— start Material to process —
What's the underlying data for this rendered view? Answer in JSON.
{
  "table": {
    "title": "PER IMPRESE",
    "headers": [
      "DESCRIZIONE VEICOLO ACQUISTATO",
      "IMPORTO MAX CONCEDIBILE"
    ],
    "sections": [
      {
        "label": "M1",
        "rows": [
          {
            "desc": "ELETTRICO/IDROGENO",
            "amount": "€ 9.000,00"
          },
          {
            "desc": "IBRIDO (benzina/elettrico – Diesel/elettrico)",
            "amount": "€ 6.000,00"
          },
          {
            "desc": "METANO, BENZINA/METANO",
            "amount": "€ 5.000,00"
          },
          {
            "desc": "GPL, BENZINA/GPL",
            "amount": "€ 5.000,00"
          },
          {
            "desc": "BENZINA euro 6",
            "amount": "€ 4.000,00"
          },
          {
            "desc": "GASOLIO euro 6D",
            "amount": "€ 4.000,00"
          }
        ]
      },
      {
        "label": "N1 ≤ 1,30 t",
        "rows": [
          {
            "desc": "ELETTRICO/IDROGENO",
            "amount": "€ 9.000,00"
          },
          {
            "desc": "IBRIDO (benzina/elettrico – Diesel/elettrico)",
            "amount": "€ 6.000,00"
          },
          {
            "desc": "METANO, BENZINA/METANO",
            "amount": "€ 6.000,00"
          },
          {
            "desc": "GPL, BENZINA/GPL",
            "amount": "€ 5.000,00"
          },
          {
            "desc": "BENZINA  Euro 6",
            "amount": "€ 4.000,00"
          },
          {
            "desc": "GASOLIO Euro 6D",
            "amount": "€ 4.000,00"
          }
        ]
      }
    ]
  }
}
— end Material to process —
▶ [Description of the task] Retype all the material above precisely, with no line left out.

▶ [Final result]
What's the underlying data for this rendered view? Answer in JSON.
{
  "table": {
    "title": "PER IMPRESE",
    "headers": [
      "DESCRIZIONE VEICOLO ACQUISTATO",
      "IMPORTO MAX CONCEDIBILE"
    ],
    "sections": [
      {
        "label": "M1",
        "rows": [
          {
            "desc": "ELETTRICO/IDROGENO",
            "amount": "€ 9.000,00"
          },
          {
            "desc": "IBRIDO (benzina/elettrico – Diesel/elettrico)",
            "amount": "€ 6.000,00"
          },
          {
            "desc": "METANO, BENZINA/METANO",
            "amount": "€ 5.000,00"
          },
          {
            "desc": "GPL, BENZINA/GPL",
            "amount": "€ 5.000,00"
          },
          {
            "desc": "BENZINA euro 6",
            "amount": "€ 4.000,00"
          },
          {
            "desc": "GASOLIO euro 6D",
            "amount": "€ 4.000,00"
          }
        ]
      },
      {
        "label": "N1 ≤ 1,30 t",
        "rows": [
          {
            "desc": "ELETTRICO/IDROGENO",
            "amount": "€ 9.000,00"
          },
          {
            "desc": "IBRIDO (benzina/elettrico – Diesel/elettrico)",
            "amount": "€ 6.000,00"
          },
          {
            "desc": "METANO, BENZINA/METANO",
            "amount": "€ 6.000,00"
          },
          {
            "desc": "GPL, BENZINA/GPL",
            "amount": "€ 5.000,00"
          },
          {
            "desc": "BENZINA  Euro 6",
            "amount": "€ 4.000,00"
          },
          {
            "desc": "GASOLIO Euro 6D",
            "amount": "€ 4.000,00"
          }
        ]
      }
    ]
  }
}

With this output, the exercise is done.